The answer should be an exact copy of the data.

## [DATA FOR THIS TASK]
- - -

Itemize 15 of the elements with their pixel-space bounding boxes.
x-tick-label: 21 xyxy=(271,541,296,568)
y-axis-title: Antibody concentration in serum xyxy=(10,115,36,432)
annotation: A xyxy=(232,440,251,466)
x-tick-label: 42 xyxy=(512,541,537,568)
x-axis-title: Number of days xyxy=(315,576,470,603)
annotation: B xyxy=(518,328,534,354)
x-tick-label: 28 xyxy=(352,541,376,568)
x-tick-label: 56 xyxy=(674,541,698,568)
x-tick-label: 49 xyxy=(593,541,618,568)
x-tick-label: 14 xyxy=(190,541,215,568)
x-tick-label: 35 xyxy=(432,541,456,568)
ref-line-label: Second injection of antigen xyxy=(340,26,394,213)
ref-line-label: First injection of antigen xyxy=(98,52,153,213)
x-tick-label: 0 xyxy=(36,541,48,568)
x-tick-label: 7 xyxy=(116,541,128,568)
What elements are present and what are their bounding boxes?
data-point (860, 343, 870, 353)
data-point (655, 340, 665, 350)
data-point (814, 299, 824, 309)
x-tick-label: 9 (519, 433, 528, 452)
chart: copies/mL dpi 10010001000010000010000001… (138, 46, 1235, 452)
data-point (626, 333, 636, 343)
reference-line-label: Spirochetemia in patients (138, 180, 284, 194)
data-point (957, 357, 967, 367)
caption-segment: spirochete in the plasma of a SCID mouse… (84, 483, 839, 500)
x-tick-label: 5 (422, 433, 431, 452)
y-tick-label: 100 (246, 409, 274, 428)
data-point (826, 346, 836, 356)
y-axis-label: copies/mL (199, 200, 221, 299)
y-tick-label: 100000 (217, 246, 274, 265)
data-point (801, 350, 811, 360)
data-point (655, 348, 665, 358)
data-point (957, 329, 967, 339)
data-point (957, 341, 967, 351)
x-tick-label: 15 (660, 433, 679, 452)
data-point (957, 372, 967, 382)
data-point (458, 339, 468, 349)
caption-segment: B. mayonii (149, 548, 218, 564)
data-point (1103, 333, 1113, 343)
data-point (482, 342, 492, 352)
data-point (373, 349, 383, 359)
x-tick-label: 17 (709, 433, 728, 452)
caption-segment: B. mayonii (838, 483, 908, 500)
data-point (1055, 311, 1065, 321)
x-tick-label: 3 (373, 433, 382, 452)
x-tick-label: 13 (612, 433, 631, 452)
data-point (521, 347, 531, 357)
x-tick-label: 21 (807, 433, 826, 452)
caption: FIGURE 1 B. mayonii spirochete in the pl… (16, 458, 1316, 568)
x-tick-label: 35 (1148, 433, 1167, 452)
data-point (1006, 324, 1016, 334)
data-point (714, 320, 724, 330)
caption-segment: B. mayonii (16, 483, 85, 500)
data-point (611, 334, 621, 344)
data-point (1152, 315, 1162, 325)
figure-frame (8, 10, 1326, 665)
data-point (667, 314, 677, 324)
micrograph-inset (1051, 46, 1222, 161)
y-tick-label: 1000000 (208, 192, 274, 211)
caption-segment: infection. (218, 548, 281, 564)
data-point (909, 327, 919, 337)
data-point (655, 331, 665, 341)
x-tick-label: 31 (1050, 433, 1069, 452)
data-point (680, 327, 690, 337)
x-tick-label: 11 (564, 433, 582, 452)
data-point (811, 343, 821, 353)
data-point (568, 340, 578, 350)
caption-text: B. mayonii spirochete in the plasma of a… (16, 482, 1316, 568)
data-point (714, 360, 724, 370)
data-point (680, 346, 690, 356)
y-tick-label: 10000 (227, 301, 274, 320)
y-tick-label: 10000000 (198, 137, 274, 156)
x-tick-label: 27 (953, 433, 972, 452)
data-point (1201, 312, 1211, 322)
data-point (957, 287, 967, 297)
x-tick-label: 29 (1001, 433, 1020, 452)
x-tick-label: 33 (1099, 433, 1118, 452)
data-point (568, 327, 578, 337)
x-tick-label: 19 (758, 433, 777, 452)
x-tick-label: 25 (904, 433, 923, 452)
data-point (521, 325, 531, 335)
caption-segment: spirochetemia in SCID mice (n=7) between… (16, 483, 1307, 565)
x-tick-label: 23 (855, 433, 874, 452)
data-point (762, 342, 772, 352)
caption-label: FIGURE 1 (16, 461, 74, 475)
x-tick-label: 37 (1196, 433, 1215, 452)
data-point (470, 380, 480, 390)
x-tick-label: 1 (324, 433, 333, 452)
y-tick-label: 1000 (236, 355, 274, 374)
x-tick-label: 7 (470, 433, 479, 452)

- - -

## [FINAL ANSWER]
Itemize 15 of the elements with their pixel-space bounding boxes.
x-tick-label: 21 xyxy=(271,541,296,568)
y-axis-title: Antibody concentration in serum xyxy=(10,115,36,432)
annotation: A xyxy=(232,440,251,466)
x-tick-label: 42 xyxy=(512,541,537,568)
x-axis-title: Number of days xyxy=(315,576,470,603)
annotation: B xyxy=(518,328,534,354)
x-tick-label: 28 xyxy=(352,541,376,568)
x-tick-label: 56 xyxy=(674,541,698,568)
x-tick-label: 49 xyxy=(593,541,618,568)
x-tick-label: 14 xyxy=(190,541,215,568)
x-tick-label: 35 xyxy=(432,541,456,568)
ref-line-label: Second injection of antigen xyxy=(340,26,394,213)
ref-line-label: First injection of antigen xyxy=(98,52,153,213)
x-tick-label: 0 xyxy=(36,541,48,568)
x-tick-label: 7 xyxy=(116,541,128,568)
What elements are present and what are their bounding boxes?
data-point (860, 343, 870, 353)
data-point (655, 340, 665, 350)
data-point (814, 299, 824, 309)
x-tick-label: 9 (519, 433, 528, 452)
chart: copies/mL dpi 10010001000010000010000001… (138, 46, 1235, 452)
data-point (626, 333, 636, 343)
reference-line-label: Spirochetemia in patients (138, 180, 284, 194)
data-point (957, 357, 967, 367)
caption-segment: spirochete in the plasma of a SCID mouse… (84, 483, 839, 500)
x-tick-label: 5 (422, 433, 431, 452)
y-tick-label: 100 (246, 409, 274, 428)
data-point (826, 346, 836, 356)
y-axis-label: copies/mL (199, 200, 221, 299)
y-tick-label: 100000 (217, 246, 274, 265)
data-point (801, 350, 811, 360)
data-point (655, 348, 665, 358)
data-point (957, 329, 967, 339)
data-point (957, 341, 967, 351)
x-tick-label: 15 (660, 433, 679, 452)
data-point (957, 372, 967, 382)
data-point (458, 339, 468, 349)
caption-segment: B. mayonii (149, 548, 218, 564)
data-point (1103, 333, 1113, 343)
data-point (482, 342, 492, 352)
data-point (373, 349, 383, 359)
x-tick-label: 17 (709, 433, 728, 452)
caption-segment: B. mayonii (838, 483, 908, 500)
data-point (1055, 311, 1065, 321)
x-tick-label: 3 (373, 433, 382, 452)
x-tick-label: 13 (612, 433, 631, 452)
data-point (521, 347, 531, 357)
x-tick-label: 21 (807, 433, 826, 452)
caption: FIGURE 1 B. mayonii spirochete in the pl… (16, 458, 1316, 568)
x-tick-label: 35 (1148, 433, 1167, 452)
data-point (1006, 324, 1016, 334)
data-point (714, 320, 724, 330)
caption-segment: B. mayonii (16, 483, 85, 500)
data-point (611, 334, 621, 344)
data-point (1152, 315, 1162, 325)
figure-frame (8, 10, 1326, 665)
data-point (667, 314, 677, 324)
micrograph-inset (1051, 46, 1222, 161)
y-tick-label: 1000000 (208, 192, 274, 211)
caption-segment: infection. (218, 548, 281, 564)
data-point (909, 327, 919, 337)
data-point (655, 331, 665, 341)
x-tick-label: 31 (1050, 433, 1069, 452)
data-point (680, 327, 690, 337)
x-tick-label: 11 (564, 433, 582, 452)
data-point (811, 343, 821, 353)
data-point (568, 340, 578, 350)
caption-text: B. mayonii spirochete in the plasma of a… (16, 482, 1316, 568)
data-point (714, 360, 724, 370)
data-point (680, 346, 690, 356)
y-tick-label: 10000 (227, 301, 274, 320)
y-tick-label: 10000000 (198, 137, 274, 156)
x-tick-label: 27 (953, 433, 972, 452)
data-point (1201, 312, 1211, 322)
data-point (957, 287, 967, 297)
x-tick-label: 29 (1001, 433, 1020, 452)
x-tick-label: 33 (1099, 433, 1118, 452)
data-point (568, 327, 578, 337)
x-tick-label: 19 (758, 433, 777, 452)
x-tick-label: 25 (904, 433, 923, 452)
data-point (521, 325, 531, 335)
caption-segment: spirochetemia in SCID mice (n=7) between… (16, 483, 1307, 565)
x-tick-label: 23 (855, 433, 874, 452)
data-point (762, 342, 772, 352)
caption-label: FIGURE 1 (16, 461, 74, 475)
x-tick-label: 37 (1196, 433, 1215, 452)
data-point (470, 380, 480, 390)
x-tick-label: 1 (324, 433, 333, 452)
y-tick-label: 1000 (236, 355, 274, 374)
x-tick-label: 7 (470, 433, 479, 452)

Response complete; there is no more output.